[Source data]
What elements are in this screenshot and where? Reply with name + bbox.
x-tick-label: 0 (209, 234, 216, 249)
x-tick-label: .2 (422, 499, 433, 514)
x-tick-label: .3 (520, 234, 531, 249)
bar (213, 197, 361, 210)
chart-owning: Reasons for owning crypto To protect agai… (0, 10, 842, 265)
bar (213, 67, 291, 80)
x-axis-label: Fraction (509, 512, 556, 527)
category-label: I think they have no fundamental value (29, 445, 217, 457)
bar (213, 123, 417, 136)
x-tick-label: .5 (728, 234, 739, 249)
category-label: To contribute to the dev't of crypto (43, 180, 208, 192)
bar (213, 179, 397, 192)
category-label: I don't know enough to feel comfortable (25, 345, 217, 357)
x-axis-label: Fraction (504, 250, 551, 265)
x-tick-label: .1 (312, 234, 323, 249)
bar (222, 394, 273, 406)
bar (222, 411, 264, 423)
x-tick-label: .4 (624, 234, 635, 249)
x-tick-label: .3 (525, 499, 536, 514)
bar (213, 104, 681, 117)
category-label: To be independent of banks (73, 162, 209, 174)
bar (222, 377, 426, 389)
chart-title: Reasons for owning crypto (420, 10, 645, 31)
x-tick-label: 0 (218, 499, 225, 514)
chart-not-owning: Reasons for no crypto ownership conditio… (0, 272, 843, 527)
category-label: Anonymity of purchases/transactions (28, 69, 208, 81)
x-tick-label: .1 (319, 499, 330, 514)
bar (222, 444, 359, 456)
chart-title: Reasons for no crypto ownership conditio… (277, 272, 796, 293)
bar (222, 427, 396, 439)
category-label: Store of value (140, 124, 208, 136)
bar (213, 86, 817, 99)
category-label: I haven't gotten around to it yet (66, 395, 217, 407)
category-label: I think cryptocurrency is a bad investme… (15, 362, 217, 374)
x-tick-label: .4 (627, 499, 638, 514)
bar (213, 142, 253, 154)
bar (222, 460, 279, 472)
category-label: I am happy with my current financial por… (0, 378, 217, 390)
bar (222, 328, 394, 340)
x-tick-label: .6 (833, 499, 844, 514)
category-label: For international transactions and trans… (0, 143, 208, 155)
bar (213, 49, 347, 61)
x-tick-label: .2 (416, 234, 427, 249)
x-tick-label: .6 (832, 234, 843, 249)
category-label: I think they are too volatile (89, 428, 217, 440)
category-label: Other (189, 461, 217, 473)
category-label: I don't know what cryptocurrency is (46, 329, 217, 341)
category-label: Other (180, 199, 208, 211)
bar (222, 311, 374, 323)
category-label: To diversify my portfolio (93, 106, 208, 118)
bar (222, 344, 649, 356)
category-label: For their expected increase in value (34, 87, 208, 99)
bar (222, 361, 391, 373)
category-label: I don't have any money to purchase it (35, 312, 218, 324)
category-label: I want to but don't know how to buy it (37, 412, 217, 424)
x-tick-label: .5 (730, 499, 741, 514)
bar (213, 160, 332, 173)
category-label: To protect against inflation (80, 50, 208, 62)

Exercise aim » Return, unchanged, every line of the entries from the first one through the line containing "x-axis-label: Fraction (504, 250, 551, 265)".

The solution »
What elements are in this screenshot and where? Reply with name + bbox.
x-tick-label: 0 (209, 234, 216, 249)
x-tick-label: .2 (422, 499, 433, 514)
x-tick-label: .3 (520, 234, 531, 249)
bar (213, 197, 361, 210)
chart-owning: Reasons for owning crypto To protect agai… (0, 10, 842, 265)
bar (213, 67, 291, 80)
x-axis-label: Fraction (509, 512, 556, 527)
category-label: I think they have no fundamental value (29, 445, 217, 457)
bar (213, 123, 417, 136)
x-tick-label: .5 (728, 234, 739, 249)
category-label: To contribute to the dev't of crypto (43, 180, 208, 192)
bar (213, 179, 397, 192)
category-label: I don't know enough to feel comfortable (25, 345, 217, 357)
x-axis-label: Fraction (504, 250, 551, 265)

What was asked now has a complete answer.